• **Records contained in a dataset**
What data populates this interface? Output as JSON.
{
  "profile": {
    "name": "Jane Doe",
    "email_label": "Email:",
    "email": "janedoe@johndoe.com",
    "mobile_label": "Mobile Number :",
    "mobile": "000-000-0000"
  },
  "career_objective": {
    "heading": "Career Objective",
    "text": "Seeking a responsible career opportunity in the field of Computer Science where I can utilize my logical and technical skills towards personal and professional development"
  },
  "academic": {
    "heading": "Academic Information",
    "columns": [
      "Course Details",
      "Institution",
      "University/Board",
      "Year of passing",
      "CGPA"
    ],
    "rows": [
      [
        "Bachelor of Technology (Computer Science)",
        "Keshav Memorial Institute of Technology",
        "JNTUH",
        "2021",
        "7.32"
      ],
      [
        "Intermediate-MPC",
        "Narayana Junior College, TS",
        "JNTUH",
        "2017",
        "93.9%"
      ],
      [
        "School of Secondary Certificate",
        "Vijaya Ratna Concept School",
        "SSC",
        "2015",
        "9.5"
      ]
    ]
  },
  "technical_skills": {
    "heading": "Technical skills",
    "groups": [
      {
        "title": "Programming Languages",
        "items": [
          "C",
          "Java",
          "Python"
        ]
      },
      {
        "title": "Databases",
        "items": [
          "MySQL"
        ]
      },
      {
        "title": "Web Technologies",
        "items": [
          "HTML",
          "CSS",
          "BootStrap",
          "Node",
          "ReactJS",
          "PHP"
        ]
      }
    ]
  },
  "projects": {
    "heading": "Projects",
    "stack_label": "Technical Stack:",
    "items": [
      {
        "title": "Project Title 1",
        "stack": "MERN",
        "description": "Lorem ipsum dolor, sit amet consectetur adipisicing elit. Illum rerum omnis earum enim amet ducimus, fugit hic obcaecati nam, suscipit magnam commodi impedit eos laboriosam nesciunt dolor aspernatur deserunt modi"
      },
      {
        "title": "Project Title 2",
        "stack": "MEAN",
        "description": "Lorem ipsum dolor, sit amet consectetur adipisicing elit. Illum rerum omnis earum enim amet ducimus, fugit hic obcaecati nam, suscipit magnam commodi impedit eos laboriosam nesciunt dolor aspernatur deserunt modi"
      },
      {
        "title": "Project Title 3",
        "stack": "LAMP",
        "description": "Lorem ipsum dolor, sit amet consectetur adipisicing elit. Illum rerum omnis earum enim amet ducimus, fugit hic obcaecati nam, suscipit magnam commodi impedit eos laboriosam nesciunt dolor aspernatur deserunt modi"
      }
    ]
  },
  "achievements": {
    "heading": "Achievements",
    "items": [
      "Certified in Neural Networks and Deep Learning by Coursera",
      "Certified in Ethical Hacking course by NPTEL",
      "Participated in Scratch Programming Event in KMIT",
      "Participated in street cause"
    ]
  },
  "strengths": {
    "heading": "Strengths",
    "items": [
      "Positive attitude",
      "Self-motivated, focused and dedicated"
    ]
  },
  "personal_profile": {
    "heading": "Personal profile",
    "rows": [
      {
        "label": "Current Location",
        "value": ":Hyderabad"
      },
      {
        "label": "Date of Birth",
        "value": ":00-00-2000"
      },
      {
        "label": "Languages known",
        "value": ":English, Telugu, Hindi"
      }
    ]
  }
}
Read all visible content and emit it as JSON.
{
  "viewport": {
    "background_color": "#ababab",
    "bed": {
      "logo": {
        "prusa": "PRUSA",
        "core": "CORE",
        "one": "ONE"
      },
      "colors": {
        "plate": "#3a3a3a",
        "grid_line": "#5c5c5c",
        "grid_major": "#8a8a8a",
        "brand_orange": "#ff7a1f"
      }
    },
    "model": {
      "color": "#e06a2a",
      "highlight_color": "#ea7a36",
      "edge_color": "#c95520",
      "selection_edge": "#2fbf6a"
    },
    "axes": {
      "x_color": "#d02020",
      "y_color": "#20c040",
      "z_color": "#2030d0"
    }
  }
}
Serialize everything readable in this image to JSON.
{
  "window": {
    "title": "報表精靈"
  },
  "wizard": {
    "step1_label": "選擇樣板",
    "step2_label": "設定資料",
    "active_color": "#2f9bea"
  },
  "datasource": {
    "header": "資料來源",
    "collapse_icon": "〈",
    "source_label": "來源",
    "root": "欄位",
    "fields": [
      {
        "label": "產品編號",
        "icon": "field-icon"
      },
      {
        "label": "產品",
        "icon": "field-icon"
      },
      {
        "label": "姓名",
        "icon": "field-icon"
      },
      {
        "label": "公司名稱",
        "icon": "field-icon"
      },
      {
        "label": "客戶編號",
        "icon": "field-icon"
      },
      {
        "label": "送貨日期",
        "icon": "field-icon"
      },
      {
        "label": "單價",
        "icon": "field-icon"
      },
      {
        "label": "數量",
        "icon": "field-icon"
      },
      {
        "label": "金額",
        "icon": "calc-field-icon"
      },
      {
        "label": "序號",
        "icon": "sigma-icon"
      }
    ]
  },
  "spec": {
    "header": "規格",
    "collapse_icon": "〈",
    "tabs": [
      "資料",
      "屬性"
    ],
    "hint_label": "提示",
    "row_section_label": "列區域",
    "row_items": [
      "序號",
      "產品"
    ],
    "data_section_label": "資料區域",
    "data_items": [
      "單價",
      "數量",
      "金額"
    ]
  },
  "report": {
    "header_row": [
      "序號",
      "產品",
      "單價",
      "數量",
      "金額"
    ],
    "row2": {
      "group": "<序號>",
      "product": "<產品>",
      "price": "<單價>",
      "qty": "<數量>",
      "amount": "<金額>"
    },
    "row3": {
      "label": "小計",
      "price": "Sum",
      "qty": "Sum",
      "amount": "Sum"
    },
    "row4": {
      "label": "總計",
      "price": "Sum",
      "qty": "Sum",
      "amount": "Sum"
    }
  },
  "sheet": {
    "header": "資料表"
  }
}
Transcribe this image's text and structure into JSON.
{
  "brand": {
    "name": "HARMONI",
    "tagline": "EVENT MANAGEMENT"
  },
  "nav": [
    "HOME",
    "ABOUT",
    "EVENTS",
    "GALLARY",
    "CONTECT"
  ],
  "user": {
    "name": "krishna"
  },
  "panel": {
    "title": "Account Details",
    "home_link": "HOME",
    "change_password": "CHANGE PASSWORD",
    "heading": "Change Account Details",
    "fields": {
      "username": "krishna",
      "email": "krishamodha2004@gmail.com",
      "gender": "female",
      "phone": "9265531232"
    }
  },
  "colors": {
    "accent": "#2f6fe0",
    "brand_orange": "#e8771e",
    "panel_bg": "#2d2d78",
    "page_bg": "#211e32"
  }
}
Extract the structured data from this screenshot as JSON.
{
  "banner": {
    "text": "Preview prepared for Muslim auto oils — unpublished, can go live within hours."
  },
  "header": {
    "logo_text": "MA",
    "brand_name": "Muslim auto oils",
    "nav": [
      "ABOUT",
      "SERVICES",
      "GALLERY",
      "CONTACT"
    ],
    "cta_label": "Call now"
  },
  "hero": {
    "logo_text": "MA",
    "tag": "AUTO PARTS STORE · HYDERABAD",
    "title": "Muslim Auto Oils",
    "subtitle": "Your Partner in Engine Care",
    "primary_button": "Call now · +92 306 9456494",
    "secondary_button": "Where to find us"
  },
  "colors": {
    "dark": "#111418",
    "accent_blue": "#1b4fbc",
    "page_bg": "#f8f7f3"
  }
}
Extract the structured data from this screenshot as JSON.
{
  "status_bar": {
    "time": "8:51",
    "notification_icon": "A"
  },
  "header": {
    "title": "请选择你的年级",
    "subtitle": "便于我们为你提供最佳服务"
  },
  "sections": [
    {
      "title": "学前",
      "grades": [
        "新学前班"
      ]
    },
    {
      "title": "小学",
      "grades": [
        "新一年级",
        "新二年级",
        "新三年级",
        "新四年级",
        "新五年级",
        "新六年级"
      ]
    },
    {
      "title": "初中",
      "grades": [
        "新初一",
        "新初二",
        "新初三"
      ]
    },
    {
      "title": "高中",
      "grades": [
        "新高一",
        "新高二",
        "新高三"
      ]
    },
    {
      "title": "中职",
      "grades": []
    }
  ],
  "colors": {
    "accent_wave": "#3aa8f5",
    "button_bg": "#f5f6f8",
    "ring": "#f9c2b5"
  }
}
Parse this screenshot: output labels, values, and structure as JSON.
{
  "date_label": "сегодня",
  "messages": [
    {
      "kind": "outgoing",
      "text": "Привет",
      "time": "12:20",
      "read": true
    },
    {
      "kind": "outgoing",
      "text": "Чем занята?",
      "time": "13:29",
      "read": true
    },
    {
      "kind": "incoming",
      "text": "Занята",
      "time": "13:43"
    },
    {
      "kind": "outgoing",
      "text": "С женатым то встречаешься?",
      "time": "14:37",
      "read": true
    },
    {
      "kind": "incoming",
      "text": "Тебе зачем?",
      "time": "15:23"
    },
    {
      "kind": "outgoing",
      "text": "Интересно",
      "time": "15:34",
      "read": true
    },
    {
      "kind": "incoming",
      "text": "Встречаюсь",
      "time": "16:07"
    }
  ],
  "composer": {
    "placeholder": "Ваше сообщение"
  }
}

• **Directions for this task**
Locate all lines holding the word "image", then copy them out.

• **Final result**
Serialize everything readable in this image to JSON.
Transcribe this image's text and structure into JSON.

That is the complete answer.